--- start EXCERPTED RECORDS ---

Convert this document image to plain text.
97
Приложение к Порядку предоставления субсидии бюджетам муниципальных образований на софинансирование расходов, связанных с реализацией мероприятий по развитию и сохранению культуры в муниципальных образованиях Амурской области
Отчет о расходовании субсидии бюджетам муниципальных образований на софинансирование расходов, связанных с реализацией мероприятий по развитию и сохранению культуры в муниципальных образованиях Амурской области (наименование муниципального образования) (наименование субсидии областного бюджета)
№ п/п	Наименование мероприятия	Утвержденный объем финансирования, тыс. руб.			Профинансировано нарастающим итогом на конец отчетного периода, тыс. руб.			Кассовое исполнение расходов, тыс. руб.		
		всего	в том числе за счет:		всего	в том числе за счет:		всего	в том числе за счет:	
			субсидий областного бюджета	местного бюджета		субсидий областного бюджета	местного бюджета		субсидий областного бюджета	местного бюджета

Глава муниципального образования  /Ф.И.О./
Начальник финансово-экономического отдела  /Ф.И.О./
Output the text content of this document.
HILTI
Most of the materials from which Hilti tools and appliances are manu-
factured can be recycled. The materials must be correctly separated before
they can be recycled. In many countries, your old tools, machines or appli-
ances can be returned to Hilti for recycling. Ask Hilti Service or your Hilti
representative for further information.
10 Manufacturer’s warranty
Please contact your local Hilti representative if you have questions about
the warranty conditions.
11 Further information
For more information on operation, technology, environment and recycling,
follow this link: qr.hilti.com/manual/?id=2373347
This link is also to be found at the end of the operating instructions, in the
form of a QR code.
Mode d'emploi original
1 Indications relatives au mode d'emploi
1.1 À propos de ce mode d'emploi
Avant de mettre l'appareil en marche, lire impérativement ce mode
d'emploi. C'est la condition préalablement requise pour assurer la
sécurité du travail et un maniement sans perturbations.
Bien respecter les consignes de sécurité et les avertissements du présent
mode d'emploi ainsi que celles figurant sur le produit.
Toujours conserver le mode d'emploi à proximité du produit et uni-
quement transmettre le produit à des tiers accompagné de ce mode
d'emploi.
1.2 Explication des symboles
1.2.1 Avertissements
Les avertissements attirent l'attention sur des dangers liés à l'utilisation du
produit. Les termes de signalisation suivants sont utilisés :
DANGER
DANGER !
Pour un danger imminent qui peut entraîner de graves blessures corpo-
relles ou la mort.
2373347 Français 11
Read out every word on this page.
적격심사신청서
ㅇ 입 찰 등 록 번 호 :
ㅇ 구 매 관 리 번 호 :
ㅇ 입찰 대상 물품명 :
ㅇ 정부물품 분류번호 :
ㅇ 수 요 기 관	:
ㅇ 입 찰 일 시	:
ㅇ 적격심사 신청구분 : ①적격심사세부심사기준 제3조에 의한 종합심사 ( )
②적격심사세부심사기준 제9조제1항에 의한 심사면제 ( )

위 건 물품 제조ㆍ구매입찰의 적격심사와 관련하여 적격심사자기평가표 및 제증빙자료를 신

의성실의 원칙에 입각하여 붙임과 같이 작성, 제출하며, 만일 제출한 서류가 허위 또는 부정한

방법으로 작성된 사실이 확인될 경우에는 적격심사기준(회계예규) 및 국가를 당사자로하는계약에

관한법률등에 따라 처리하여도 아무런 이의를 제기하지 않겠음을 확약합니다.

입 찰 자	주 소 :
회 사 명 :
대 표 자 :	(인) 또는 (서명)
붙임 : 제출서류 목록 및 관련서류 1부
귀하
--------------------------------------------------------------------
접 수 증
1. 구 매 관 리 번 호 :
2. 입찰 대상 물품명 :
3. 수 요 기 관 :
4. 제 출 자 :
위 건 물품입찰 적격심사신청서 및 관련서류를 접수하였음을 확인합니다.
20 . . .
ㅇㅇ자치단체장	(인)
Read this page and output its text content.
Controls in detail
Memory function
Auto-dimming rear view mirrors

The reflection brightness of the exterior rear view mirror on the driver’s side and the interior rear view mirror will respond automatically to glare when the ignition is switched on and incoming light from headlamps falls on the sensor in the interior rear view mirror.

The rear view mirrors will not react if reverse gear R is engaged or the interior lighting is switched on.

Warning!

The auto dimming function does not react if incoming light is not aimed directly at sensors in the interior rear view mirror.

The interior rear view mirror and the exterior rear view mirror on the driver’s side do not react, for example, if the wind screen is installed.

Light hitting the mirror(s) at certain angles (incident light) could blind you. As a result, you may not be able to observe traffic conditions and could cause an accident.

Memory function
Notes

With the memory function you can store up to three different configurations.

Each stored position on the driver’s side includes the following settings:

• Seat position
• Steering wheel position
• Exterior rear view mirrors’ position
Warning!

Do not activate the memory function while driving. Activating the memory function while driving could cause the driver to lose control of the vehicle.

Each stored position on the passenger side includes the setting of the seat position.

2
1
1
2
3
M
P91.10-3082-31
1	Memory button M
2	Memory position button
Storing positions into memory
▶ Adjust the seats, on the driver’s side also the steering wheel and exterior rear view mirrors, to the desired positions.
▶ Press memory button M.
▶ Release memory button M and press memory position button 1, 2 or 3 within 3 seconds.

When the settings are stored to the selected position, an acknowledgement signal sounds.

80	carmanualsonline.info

--- end EXCERPTED RECORDS ---

REQUIREMENT
Filter the listing for the word "positions" and copy every line that holds it.

WRITTEN SOLUTION
Storing positions into memory
▶ Adjust the seats, on the driver’s side also the steering wheel and exterior rear view mirrors, to the desired positions.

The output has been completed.